### GIVEN REQUEST:
In the records below, tally every line containing "actuariel". Report only the total.

### EXERCISE INPUT:
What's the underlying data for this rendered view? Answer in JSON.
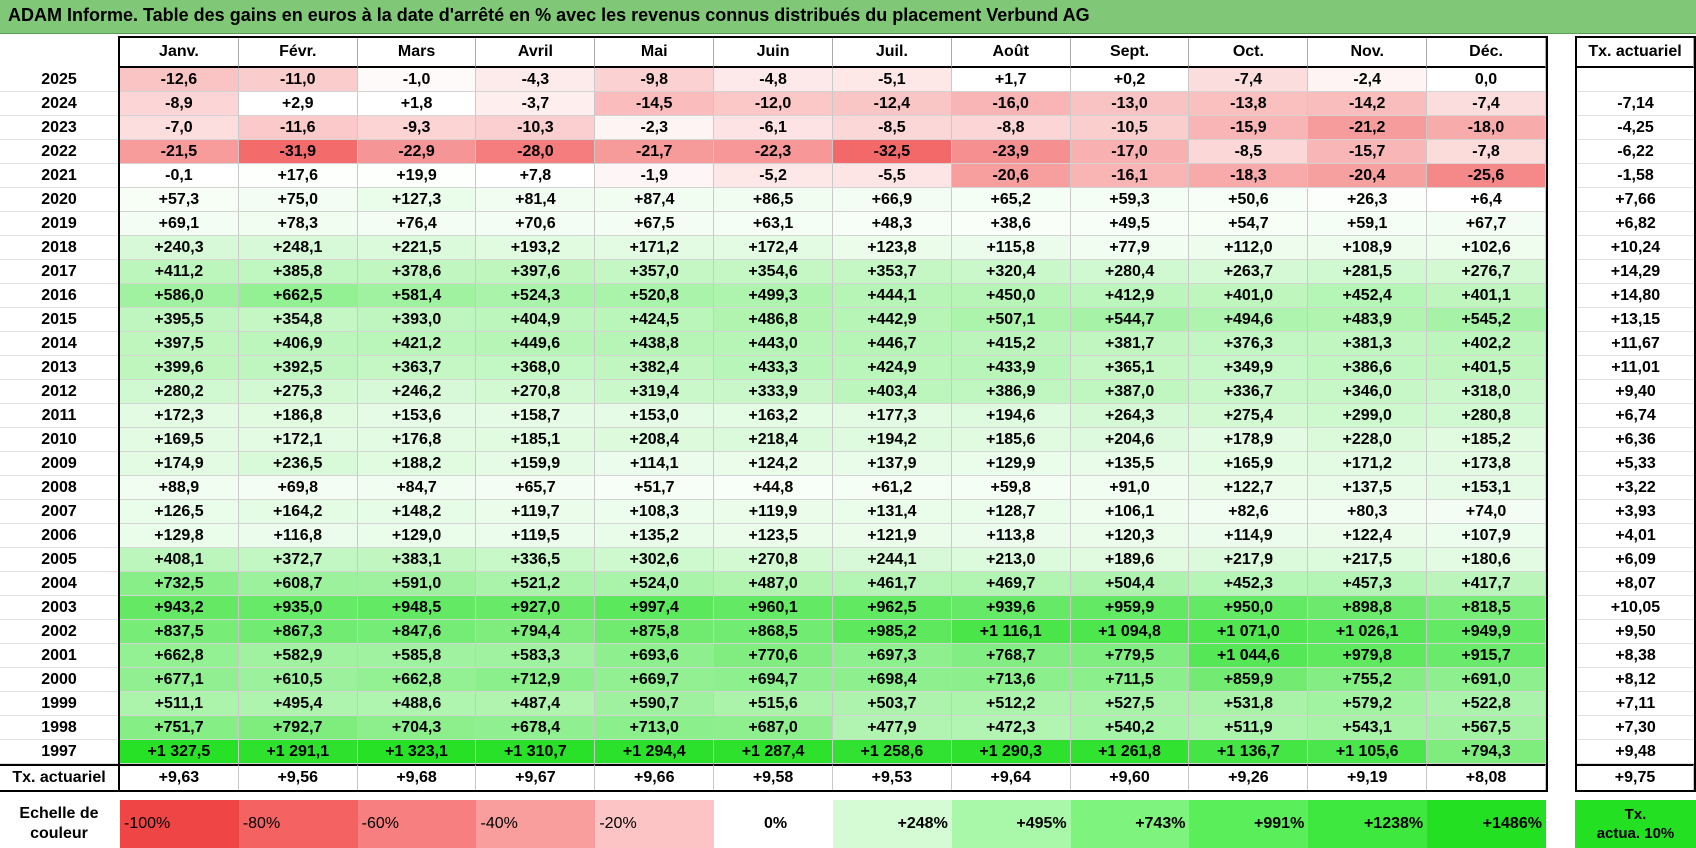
{
  "title": "ADAM Informe. Table des gains en euros à la date d'arrêté en % avec les revenus connus distribués du placement Verbund AG",
  "months": [
    "Janv.",
    "Févr.",
    "Mars",
    "Avril",
    "Mai",
    "Juin",
    "Juil.",
    "Août",
    "Sept.",
    "Oct.",
    "Nov.",
    "Déc."
  ],
  "actuarial_header": "Tx. actuariel",
  "rows": [
    {
      "year": "2025",
      "values": [
        "-12,6",
        "-11,0",
        "-1,0",
        "-4,3",
        "-9,8",
        "-4,8",
        "-5,1",
        "+1,7",
        "+0,2",
        "-7,4",
        "-2,4",
        "0,0"
      ],
      "act": ""
    },
    {
      "year": "2024",
      "values": [
        "-8,9",
        "+2,9",
        "+1,8",
        "-3,7",
        "-14,5",
        "-12,0",
        "-12,4",
        "-16,0",
        "-13,0",
        "-13,8",
        "-14,2",
        "-7,4"
      ],
      "act": "-7,14"
    },
    {
      "year": "2023",
      "values": [
        "-7,0",
        "-11,6",
        "-9,3",
        "-10,3",
        "-2,3",
        "-6,1",
        "-8,5",
        "-8,8",
        "-10,5",
        "-15,9",
        "-21,2",
        "-18,0"
      ],
      "act": "-4,25"
    },
    {
      "year": "2022",
      "values": [
        "-21,5",
        "-31,9",
        "-22,9",
        "-28,0",
        "-21,7",
        "-22,3",
        "-32,5",
        "-23,9",
        "-17,0",
        "-8,5",
        "-15,7",
        "-7,8"
      ],
      "act": "-6,22"
    },
    {
      "year": "2021",
      "values": [
        "-0,1",
        "+17,6",
        "+19,9",
        "+7,8",
        "-1,9",
        "-5,2",
        "-5,5",
        "-20,6",
        "-16,1",
        "-18,3",
        "-20,4",
        "-25,6"
      ],
      "act": "-1,58"
    },
    {
      "year": "2020",
      "values": [
        "+57,3",
        "+75,0",
        "+127,3",
        "+81,4",
        "+87,4",
        "+86,5",
        "+66,9",
        "+65,2",
        "+59,3",
        "+50,6",
        "+26,3",
        "+6,4"
      ],
      "act": "+7,66"
    },
    {
      "year": "2019",
      "values": [
        "+69,1",
        "+78,3",
        "+76,4",
        "+70,6",
        "+67,5",
        "+63,1",
        "+48,3",
        "+38,6",
        "+49,5",
        "+54,7",
        "+59,1",
        "+67,7"
      ],
      "act": "+6,82"
    },
    {
      "year": "2018",
      "values": [
        "+240,3",
        "+248,1",
        "+221,5",
        "+193,2",
        "+171,2",
        "+172,4",
        "+123,8",
        "+115,8",
        "+77,9",
        "+112,0",
        "+108,9",
        "+102,6"
      ],
      "act": "+10,24"
    },
    {
      "year": "2017",
      "values": [
        "+411,2",
        "+385,8",
        "+378,6",
        "+397,6",
        "+357,0",
        "+354,6",
        "+353,7",
        "+320,4",
        "+280,4",
        "+263,7",
        "+281,5",
        "+276,7"
      ],
      "act": "+14,29"
    },
    {
      "year": "2016",
      "values": [
        "+586,0",
        "+662,5",
        "+581,4",
        "+524,3",
        "+520,8",
        "+499,3",
        "+444,1",
        "+450,0",
        "+412,9",
        "+401,0",
        "+452,4",
        "+401,1"
      ],
      "act": "+14,80"
    },
    {
      "year": "2015",
      "values": [
        "+395,5",
        "+354,8",
        "+393,0",
        "+404,9",
        "+424,5",
        "+486,8",
        "+442,9",
        "+507,1",
        "+544,7",
        "+494,6",
        "+483,9",
        "+545,2"
      ],
      "act": "+13,15"
    },
    {
      "year": "2014",
      "values": [
        "+397,5",
        "+406,9",
        "+421,2",
        "+449,6",
        "+438,8",
        "+443,0",
        "+446,7",
        "+415,2",
        "+381,7",
        "+376,3",
        "+381,3",
        "+402,2"
      ],
      "act": "+11,67"
    },
    {
      "year": "2013",
      "values": [
        "+399,6",
        "+392,5",
        "+363,7",
        "+368,0",
        "+382,4",
        "+433,3",
        "+424,9",
        "+433,9",
        "+365,1",
        "+349,9",
        "+386,6",
        "+401,5"
      ],
      "act": "+11,01"
    },
    {
      "year": "2012",
      "values": [
        "+280,2",
        "+275,3",
        "+246,2",
        "+270,8",
        "+319,4",
        "+333,9",
        "+403,4",
        "+386,9",
        "+387,0",
        "+336,7",
        "+346,0",
        "+318,0"
      ],
      "act": "+9,40"
    },
    {
      "year": "2011",
      "values": [
        "+172,3",
        "+186,8",
        "+153,6",
        "+158,7",
        "+153,0",
        "+163,2",
        "+177,3",
        "+194,6",
        "+264,3",
        "+275,4",
        "+299,0",
        "+280,8"
      ],
      "act": "+6,74"
    },
    {
      "year": "2010",
      "values": [
        "+169,5",
        "+172,1",
        "+176,8",
        "+185,1",
        "+208,4",
        "+218,4",
        "+194,2",
        "+185,6",
        "+204,6",
        "+178,9",
        "+228,0",
        "+185,2"
      ],
      "act": "+6,36"
    },
    {
      "year": "2009",
      "values": [
        "+174,9",
        "+236,5",
        "+188,2",
        "+159,9",
        "+114,1",
        "+124,2",
        "+137,9",
        "+129,9",
        "+135,5",
        "+165,9",
        "+171,2",
        "+173,8"
      ],
      "act": "+5,33"
    },
    {
      "year": "2008",
      "values": [
        "+88,9",
        "+69,8",
        "+84,7",
        "+65,7",
        "+51,7",
        "+44,8",
        "+61,2",
        "+59,8",
        "+91,0",
        "+122,7",
        "+137,5",
        "+153,1"
      ],
      "act": "+3,22"
    },
    {
      "year": "2007",
      "values": [
        "+126,5",
        "+164,2",
        "+148,2",
        "+119,7",
        "+108,3",
        "+119,9",
        "+131,4",
        "+128,7",
        "+106,1",
        "+82,6",
        "+80,3",
        "+74,0"
      ],
      "act": "+3,93"
    },
    {
      "year": "2006",
      "values": [
        "+129,8",
        "+116,8",
        "+129,0",
        "+119,5",
        "+135,2",
        "+123,5",
        "+121,9",
        "+113,8",
        "+120,3",
        "+114,9",
        "+122,4",
        "+107,9"
      ],
      "act": "+4,01"
    },
    {
      "year": "2005",
      "values": [
        "+408,1",
        "+372,7",
        "+383,1",
        "+336,5",
        "+302,6",
        "+270,8",
        "+244,1",
        "+213,0",
        "+189,6",
        "+217,9",
        "+217,5",
        "+180,6"
      ],
      "act": "+6,09"
    },
    {
      "year": "2004",
      "values": [
        "+732,5",
        "+608,7",
        "+591,0",
        "+521,2",
        "+524,0",
        "+487,0",
        "+461,7",
        "+469,7",
        "+504,4",
        "+452,3",
        "+457,3",
        "+417,7"
      ],
      "act": "+8,07"
    },
    {
      "year": "2003",
      "values": [
        "+943,2",
        "+935,0",
        "+948,5",
        "+927,0",
        "+997,4",
        "+960,1",
        "+962,5",
        "+939,6",
        "+959,9",
        "+950,0",
        "+898,8",
        "+818,5"
      ],
      "act": "+10,05"
    },
    {
      "year": "2002",
      "values": [
        "+837,5",
        "+867,3",
        "+847,6",
        "+794,4",
        "+875,8",
        "+868,5",
        "+985,2",
        "+1 116,1",
        "+1 094,8",
        "+1 071,0",
        "+1 026,1",
        "+949,9"
      ],
      "act": "+9,50"
    },
    {
      "year": "2001",
      "values": [
        "+662,8",
        "+582,9",
        "+585,8",
        "+583,3",
        "+693,6",
        "+770,6",
        "+697,3",
        "+768,7",
        "+779,5",
        "+1 044,6",
        "+979,8",
        "+915,7"
      ],
      "act": "+8,38"
    },
    {
      "year": "2000",
      "values": [
        "+677,1",
        "+610,5",
        "+662,8",
        "+712,9",
        "+669,7",
        "+694,7",
        "+698,4",
        "+713,6",
        "+711,5",
        "+859,9",
        "+755,2",
        "+691,0"
      ],
      "act": "+8,12"
    },
    {
      "year": "1999",
      "values": [
        "+511,1",
        "+495,4",
        "+488,6",
        "+487,4",
        "+590,7",
        "+515,6",
        "+503,7",
        "+512,2",
        "+527,5",
        "+531,8",
        "+579,2",
        "+522,8"
      ],
      "act": "+7,11"
    },
    {
      "year": "1998",
      "values": [
        "+751,7",
        "+792,7",
        "+704,3",
        "+678,4",
        "+713,0",
        "+687,0",
        "+477,9",
        "+472,3",
        "+540,2",
        "+511,9",
        "+543,1",
        "+567,5"
      ],
      "act": "+7,30"
    },
    {
      "year": "1997",
      "values": [
        "+1 327,5",
        "+1 291,1",
        "+1 323,1",
        "+1 310,7",
        "+1 294,4",
        "+1 287,4",
        "+1 258,6",
        "+1 290,3",
        "+1 261,8",
        "+1 136,7",
        "+1 105,6",
        "+794,3"
      ],
      "act": "+9,48"
    }
  ],
  "totals": {
    "label": "Tx. actuariel",
    "values": [
      "+9,63",
      "+9,56",
      "+9,68",
      "+9,67",
      "+9,66",
      "+9,58",
      "+9,53",
      "+9,64",
      "+9,60",
      "+9,26",
      "+9,19",
      "+8,08"
    ],
    "act": "+9,75"
  },
  "scale": {
    "label_line1": "Echelle de",
    "label_line2": "couleur",
    "steps": [
      "-100%",
      "-80%",
      "-60%",
      "-40%",
      "-20%",
      "0%",
      "+248%",
      "+495%",
      "+743%",
      "+991%",
      "+1238%",
      "+1486%"
    ],
    "colors": [
      "#f04545",
      "#f46262",
      "#f77f7f",
      "#fa9d9d",
      "#fcc4c4",
      "#ffffff",
      "#d4fbd4",
      "#a9f7a9",
      "#7ef37e",
      "#5aef5a",
      "#3fe83f",
      "#23e023"
    ]
  },
  "act_note_line1": "Tx.",
  "act_note_line2": "actua. 10%",
  "colors": {
    "title_bg": "#80c878",
    "negative_max": "#f04545",
    "positive_max": "#23e023"
  }
}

### WRITTEN REPLY:
2